What you should do: Without including any images, reproduce each entry exactly.

>> Start Records to use

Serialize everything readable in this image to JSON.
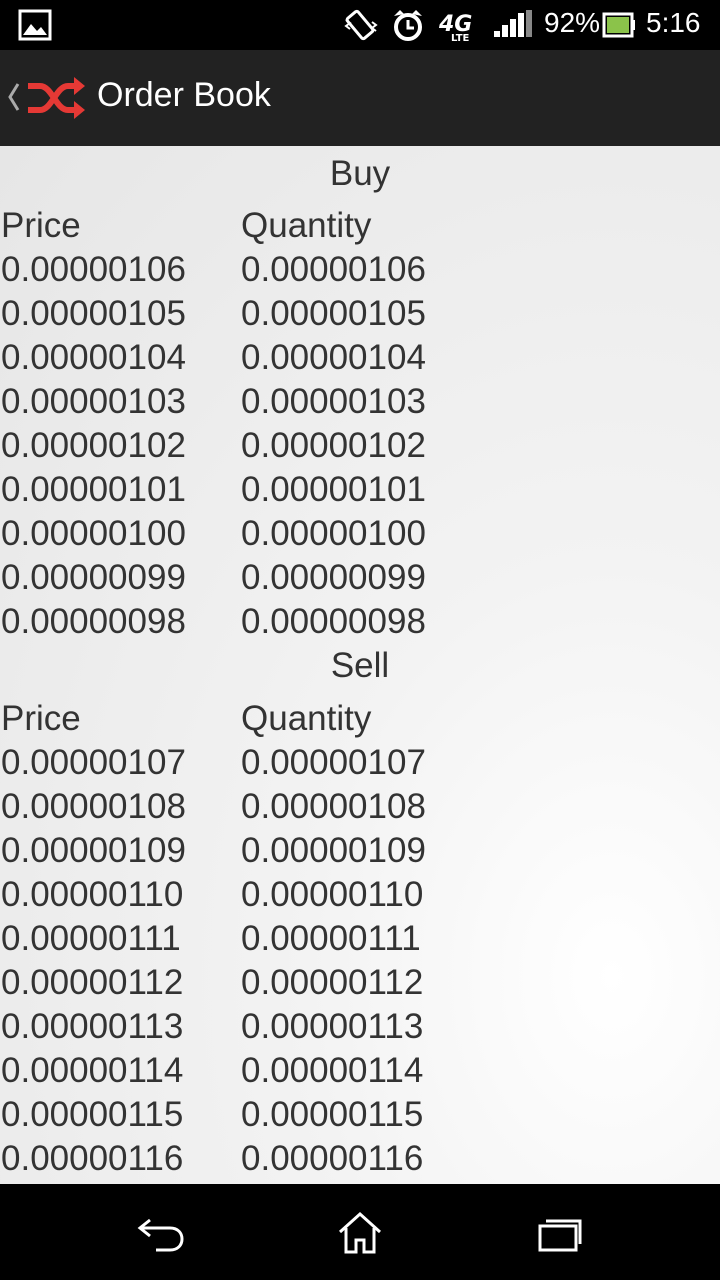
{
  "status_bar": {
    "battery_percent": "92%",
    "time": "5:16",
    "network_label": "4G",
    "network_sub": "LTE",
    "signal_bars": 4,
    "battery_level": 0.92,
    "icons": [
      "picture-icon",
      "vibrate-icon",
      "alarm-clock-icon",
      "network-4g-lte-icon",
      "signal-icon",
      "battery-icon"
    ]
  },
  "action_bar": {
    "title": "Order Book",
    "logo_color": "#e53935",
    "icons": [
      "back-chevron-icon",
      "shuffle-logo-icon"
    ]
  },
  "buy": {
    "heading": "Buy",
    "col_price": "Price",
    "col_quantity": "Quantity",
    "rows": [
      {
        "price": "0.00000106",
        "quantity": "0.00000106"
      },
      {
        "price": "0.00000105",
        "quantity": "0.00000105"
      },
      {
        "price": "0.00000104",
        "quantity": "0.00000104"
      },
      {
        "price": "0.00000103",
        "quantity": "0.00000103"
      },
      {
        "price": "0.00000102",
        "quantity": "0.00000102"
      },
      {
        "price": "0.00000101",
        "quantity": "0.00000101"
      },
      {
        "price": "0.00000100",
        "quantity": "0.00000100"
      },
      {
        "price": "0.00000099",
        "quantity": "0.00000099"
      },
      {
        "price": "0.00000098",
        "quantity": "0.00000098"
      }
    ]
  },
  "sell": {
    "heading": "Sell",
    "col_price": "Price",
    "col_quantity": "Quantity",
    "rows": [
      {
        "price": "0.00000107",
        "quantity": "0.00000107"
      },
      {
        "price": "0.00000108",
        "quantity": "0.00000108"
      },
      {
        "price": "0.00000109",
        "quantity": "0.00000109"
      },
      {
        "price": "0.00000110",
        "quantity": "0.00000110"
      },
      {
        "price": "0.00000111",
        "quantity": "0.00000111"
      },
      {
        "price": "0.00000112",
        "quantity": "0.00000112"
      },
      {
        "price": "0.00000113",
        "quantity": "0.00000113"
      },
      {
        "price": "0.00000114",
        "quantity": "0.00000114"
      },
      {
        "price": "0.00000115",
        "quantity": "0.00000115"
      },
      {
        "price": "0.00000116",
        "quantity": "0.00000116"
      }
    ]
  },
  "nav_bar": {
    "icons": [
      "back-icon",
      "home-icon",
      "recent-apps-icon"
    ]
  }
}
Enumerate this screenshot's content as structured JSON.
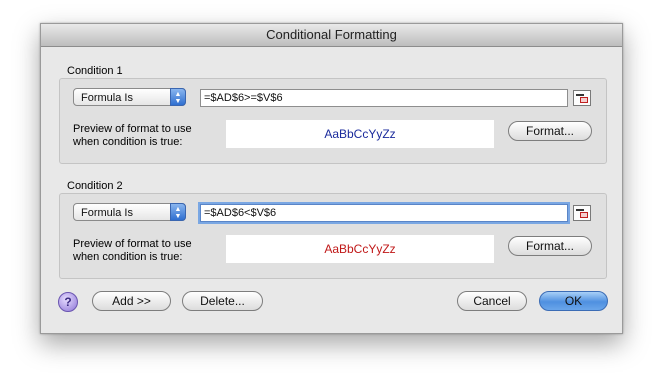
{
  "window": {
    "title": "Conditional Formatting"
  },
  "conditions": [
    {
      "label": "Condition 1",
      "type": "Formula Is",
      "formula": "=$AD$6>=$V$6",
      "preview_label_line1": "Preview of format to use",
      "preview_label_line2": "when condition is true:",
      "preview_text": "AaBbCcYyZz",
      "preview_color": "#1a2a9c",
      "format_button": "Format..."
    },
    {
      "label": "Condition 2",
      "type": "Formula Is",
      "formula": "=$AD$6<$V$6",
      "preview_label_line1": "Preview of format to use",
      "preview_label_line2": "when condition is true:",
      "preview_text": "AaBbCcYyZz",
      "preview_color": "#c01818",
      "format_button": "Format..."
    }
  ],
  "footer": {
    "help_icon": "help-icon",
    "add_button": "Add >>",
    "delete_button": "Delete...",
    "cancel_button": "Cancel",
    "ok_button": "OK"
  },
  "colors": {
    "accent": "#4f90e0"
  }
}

>> End Records to use

Solution to the problem:
Serialize everything readable in this image to JSON.
{
  "status_bar": {
    "battery_percent": "92%",
    "time": "5:16",
    "network_label": "4G",
    "network_sub": "LTE",
    "signal_bars": 4,
    "battery_level": 0.92,
    "icons": [
      "picture-icon",
      "vibrate-icon",
      "alarm-clock-icon",
      "network-4g-lte-icon",
      "signal-icon",
      "battery-icon"
    ]
  },
  "action_bar": {
    "title": "Order Book",
    "logo_color": "#e53935",
    "icons": [
      "back-chevron-icon",
      "shuffle-logo-icon"
    ]
  },
  "buy": {
    "heading": "Buy",
    "col_price": "Price",
    "col_quantity": "Quantity",
    "rows": [
      {
        "price": "0.00000106",
        "quantity": "0.00000106"
      },
      {
        "price": "0.00000105",
        "quantity": "0.00000105"
      },
      {
        "price": "0.00000104",
        "quantity": "0.00000104"
      },
      {
        "price": "0.00000103",
        "quantity": "0.00000103"
      },
      {
        "price": "0.00000102",
        "quantity": "0.00000102"
      },
      {
        "price": "0.00000101",
        "quantity": "0.00000101"
      },
      {
        "price": "0.00000100",
        "quantity": "0.00000100"
      },
      {
        "price": "0.00000099",
        "quantity": "0.00000099"
      },
      {
        "price": "0.00000098",
        "quantity": "0.00000098"
      }
    ]
  },
  "sell": {
    "heading": "Sell",
    "col_price": "Price",
    "col_quantity": "Quantity",
    "rows": [
      {
        "price": "0.00000107",
        "quantity": "0.00000107"
      },
      {
        "price": "0.00000108",
        "quantity": "0.00000108"
      },
      {
        "price": "0.00000109",
        "quantity": "0.00000109"
      },
      {
        "price": "0.00000110",
        "quantity": "0.00000110"
      },
      {
        "price": "0.00000111",
        "quantity": "0.00000111"
      },
      {
        "price": "0.00000112",
        "quantity": "0.00000112"
      },
      {
        "price": "0.00000113",
        "quantity": "0.00000113"
      },
      {
        "price": "0.00000114",
        "quantity": "0.00000114"
      },
      {
        "price": "0.00000115",
        "quantity": "0.00000115"
      },
      {
        "price": "0.00000116",
        "quantity": "0.00000116"
      }
    ]
  },
  "nav_bar": {
    "icons": [
      "back-icon",
      "home-icon",
      "recent-apps-icon"
    ]
  }
}
Enumerate this screenshot's content as structured JSON.
{
  "window": {
    "title": "Conditional Formatting"
  },
  "conditions": [
    {
      "label": "Condition 1",
      "type": "Formula Is",
      "formula": "=$AD$6>=$V$6",
      "preview_label_line1": "Preview of format to use",
      "preview_label_line2": "when condition is true:",
      "preview_text": "AaBbCcYyZz",
      "preview_color": "#1a2a9c",
      "format_button": "Format..."
    },
    {
      "label": "Condition 2",
      "type": "Formula Is",
      "formula": "=$AD$6<$V$6",
      "preview_label_line1": "Preview of format to use",
      "preview_label_line2": "when condition is true:",
      "preview_text": "AaBbCcYyZz",
      "preview_color": "#c01818",
      "format_button": "Format..."
    }
  ],
  "footer": {
    "help_icon": "help-icon",
    "add_button": "Add >>",
    "delete_button": "Delete...",
    "cancel_button": "Cancel",
    "ok_button": "OK"
  },
  "colors": {
    "accent": "#4f90e0"
  }
}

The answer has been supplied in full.